* DATA PROVIDED:
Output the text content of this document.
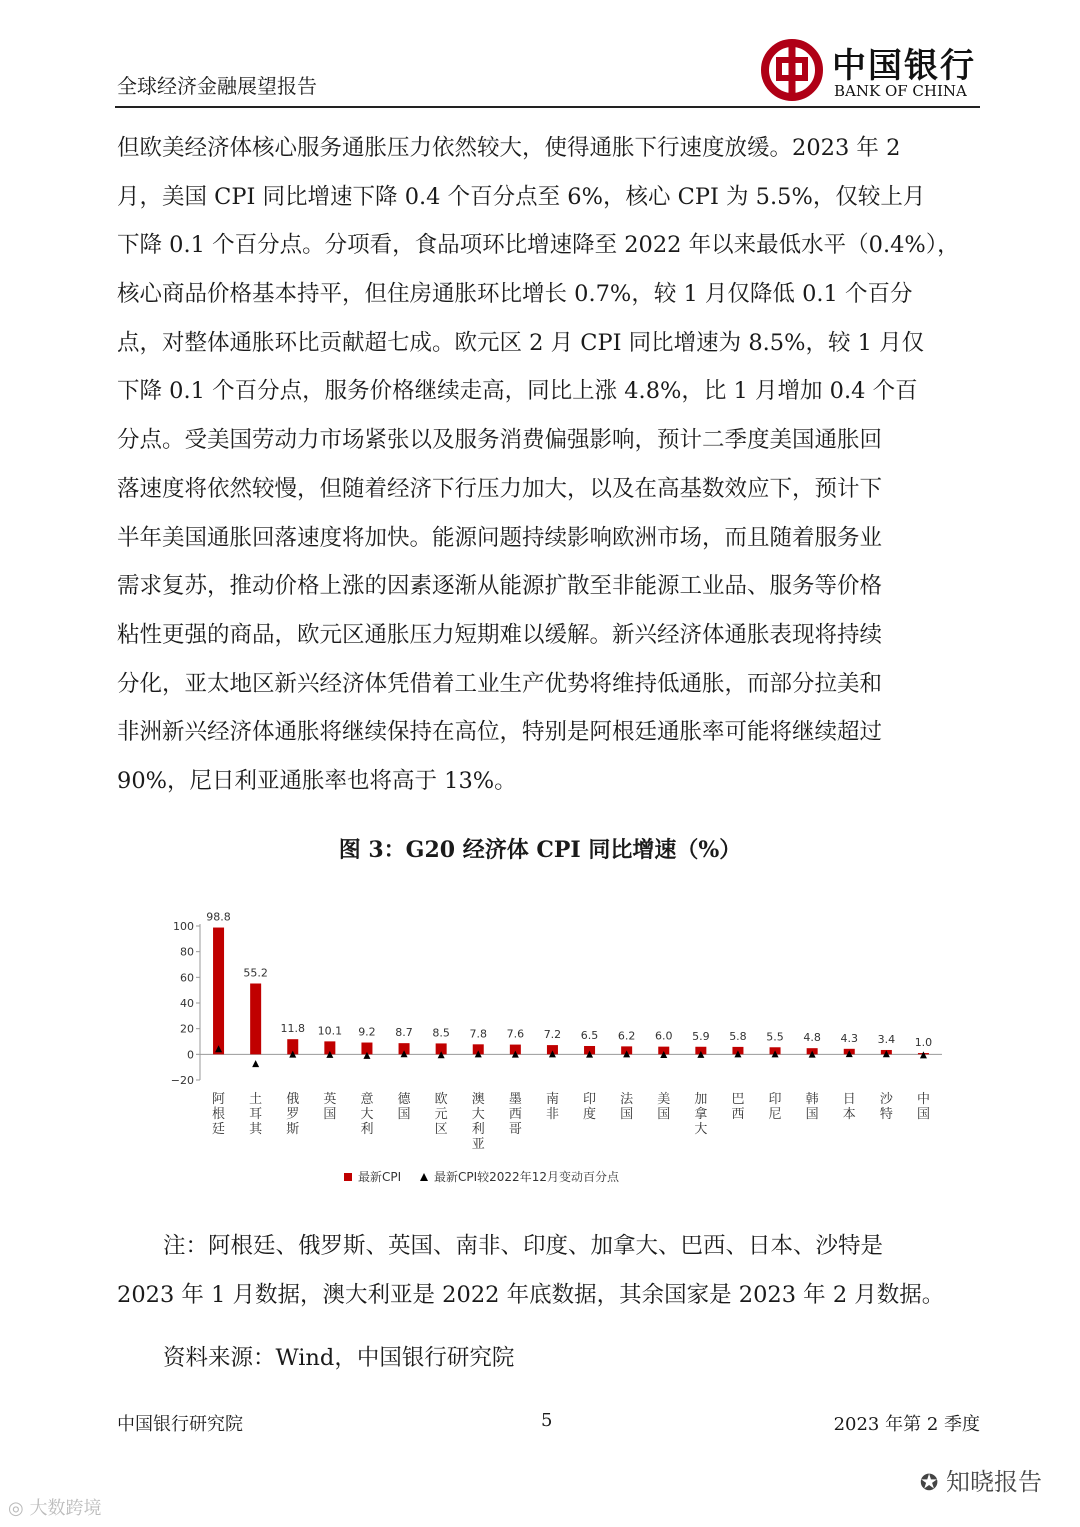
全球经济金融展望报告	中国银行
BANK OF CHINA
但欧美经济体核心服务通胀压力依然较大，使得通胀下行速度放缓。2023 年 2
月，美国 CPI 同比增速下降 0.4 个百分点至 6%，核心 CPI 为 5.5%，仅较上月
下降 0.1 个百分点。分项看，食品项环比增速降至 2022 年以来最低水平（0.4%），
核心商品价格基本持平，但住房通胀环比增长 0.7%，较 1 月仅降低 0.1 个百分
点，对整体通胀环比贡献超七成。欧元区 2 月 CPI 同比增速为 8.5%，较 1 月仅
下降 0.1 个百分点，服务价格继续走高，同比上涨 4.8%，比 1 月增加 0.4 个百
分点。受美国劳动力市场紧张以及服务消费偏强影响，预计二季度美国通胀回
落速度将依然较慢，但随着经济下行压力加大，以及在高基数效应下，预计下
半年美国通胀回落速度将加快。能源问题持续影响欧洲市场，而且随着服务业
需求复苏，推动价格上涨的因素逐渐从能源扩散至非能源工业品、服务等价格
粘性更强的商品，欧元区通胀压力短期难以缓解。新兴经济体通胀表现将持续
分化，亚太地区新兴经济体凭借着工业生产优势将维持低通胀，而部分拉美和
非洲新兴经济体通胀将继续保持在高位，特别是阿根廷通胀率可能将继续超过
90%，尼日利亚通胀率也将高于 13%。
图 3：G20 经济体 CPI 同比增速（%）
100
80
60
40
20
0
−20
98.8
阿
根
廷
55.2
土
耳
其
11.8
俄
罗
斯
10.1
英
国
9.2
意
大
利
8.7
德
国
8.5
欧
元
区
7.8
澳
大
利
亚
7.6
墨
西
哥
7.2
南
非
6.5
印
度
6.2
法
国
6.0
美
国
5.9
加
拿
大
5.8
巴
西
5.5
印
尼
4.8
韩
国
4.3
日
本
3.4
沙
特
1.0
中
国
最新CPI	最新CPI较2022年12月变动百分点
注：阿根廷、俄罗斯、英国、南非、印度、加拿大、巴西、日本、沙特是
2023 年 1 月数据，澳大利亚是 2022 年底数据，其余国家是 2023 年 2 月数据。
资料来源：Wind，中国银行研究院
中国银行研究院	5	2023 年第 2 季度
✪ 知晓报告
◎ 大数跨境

---

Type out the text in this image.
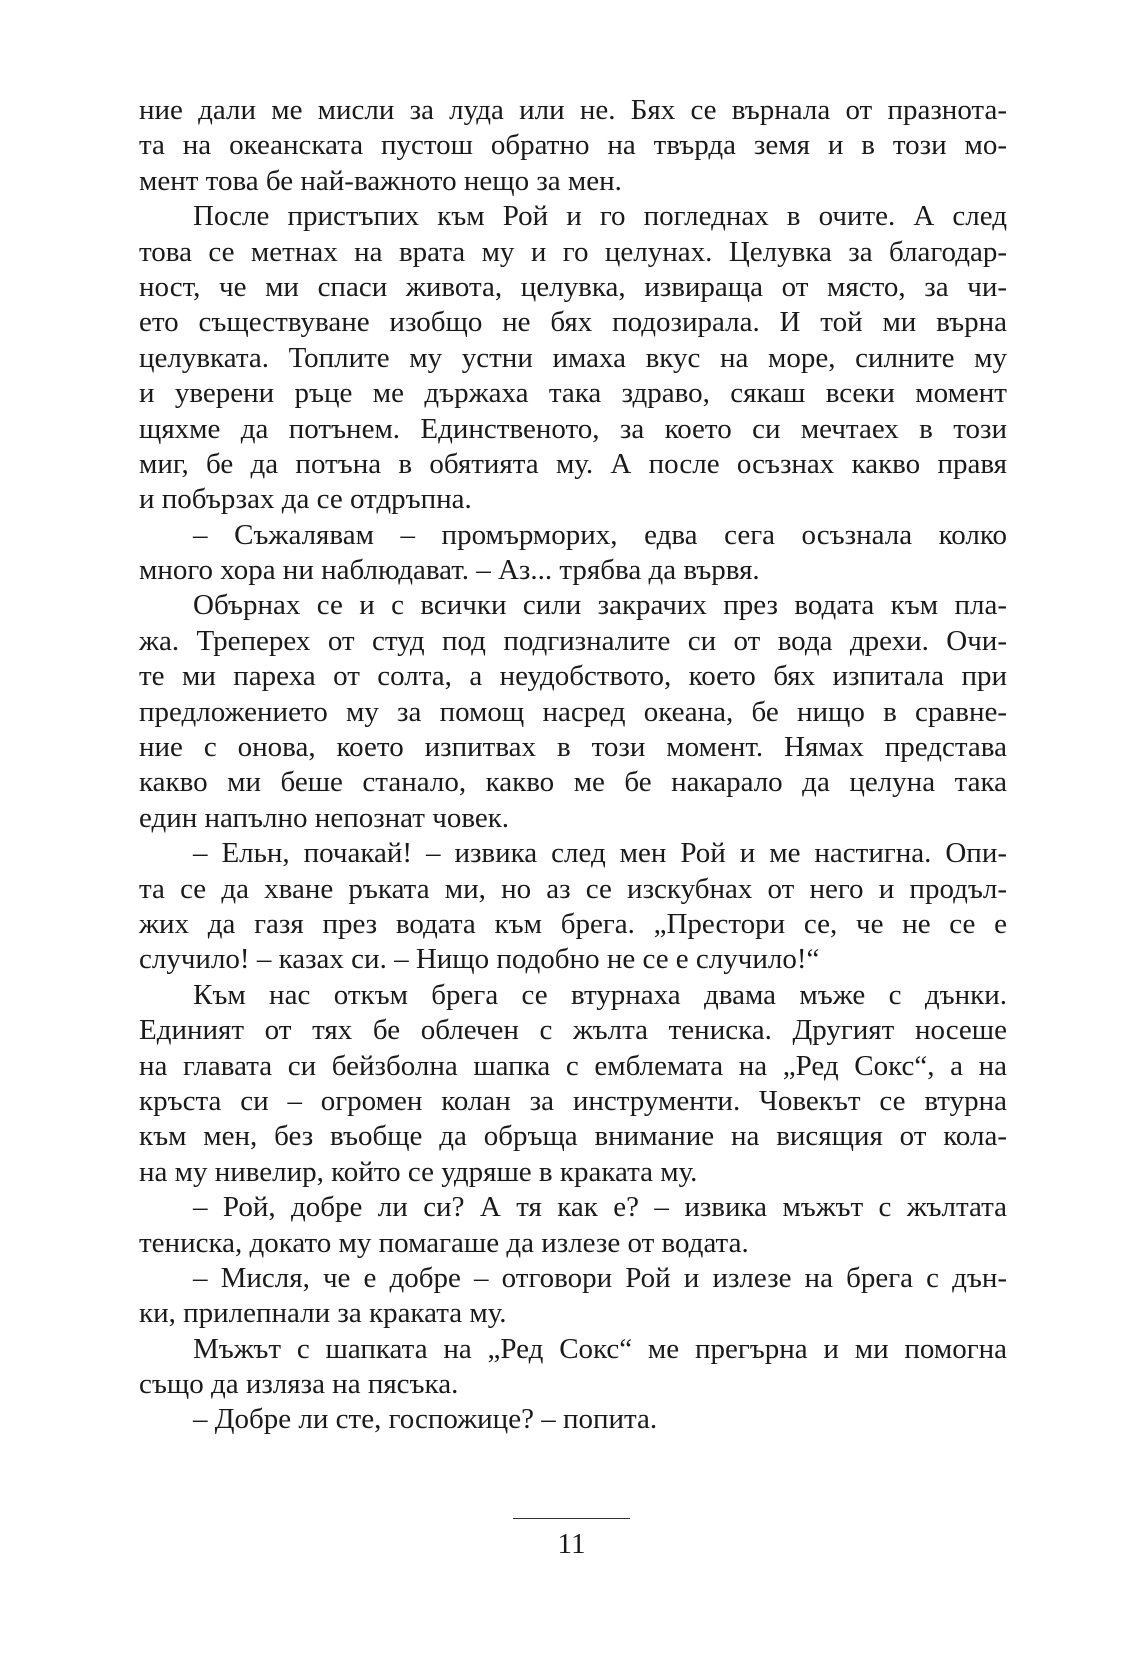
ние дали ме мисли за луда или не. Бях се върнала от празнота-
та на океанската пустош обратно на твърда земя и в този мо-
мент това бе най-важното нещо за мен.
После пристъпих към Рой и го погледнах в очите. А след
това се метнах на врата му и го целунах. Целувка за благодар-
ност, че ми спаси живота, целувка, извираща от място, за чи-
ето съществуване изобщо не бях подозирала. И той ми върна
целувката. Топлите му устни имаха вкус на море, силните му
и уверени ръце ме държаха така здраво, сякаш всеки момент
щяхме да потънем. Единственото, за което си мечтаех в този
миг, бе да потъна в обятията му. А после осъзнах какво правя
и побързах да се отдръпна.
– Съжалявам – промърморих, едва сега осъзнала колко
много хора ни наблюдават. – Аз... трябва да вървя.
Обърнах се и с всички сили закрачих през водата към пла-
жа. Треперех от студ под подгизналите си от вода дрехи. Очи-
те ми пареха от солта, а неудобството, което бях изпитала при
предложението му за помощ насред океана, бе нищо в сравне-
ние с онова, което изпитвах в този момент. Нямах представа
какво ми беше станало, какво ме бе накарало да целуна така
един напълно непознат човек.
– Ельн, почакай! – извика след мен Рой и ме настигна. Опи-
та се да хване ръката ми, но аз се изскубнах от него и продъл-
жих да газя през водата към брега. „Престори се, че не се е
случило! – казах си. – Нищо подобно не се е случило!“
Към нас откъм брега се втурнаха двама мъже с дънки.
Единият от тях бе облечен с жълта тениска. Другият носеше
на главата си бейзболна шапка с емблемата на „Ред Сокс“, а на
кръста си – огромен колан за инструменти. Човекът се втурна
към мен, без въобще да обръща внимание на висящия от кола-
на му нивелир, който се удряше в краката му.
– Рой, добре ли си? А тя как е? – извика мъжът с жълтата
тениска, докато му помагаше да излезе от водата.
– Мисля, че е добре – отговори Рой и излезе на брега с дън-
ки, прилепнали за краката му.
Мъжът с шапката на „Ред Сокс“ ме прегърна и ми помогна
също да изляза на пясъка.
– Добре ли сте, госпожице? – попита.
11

...

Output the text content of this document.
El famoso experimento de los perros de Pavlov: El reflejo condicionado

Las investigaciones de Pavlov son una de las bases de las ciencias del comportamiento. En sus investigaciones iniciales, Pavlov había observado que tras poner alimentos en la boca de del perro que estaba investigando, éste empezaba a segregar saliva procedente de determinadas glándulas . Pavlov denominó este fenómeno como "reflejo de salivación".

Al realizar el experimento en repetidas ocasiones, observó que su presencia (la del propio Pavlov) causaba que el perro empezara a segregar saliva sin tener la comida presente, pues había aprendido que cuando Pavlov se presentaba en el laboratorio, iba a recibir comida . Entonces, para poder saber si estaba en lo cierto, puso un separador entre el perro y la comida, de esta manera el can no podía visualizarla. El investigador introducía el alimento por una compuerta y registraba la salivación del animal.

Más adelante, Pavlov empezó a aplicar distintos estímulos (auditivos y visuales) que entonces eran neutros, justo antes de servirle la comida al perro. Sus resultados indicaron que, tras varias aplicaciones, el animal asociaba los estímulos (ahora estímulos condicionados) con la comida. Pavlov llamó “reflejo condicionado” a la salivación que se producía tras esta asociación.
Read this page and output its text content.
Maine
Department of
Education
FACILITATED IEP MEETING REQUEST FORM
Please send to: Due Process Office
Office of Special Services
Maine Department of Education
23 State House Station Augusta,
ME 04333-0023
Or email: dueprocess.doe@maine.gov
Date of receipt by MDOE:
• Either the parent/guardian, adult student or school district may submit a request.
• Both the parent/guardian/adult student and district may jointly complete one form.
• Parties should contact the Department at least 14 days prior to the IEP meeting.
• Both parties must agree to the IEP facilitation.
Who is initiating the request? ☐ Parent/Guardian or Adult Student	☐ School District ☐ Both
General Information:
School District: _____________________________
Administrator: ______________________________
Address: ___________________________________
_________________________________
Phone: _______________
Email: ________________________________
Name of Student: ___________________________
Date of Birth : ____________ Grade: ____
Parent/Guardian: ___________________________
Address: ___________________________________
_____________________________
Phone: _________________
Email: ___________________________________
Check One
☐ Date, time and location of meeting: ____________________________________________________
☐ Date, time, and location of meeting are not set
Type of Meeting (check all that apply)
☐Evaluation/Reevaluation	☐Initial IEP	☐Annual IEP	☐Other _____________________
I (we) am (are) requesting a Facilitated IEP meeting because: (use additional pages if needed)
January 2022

* WRITTEN INSTRUCTION: Using the listing above, pick out each line that contains the word "така", then copy it.

* FINAL ANSWER:
и уверени ръце ме държаха така здраво, сякаш всеки момент
какво ми беше станало, какво ме бе накарало да целуна така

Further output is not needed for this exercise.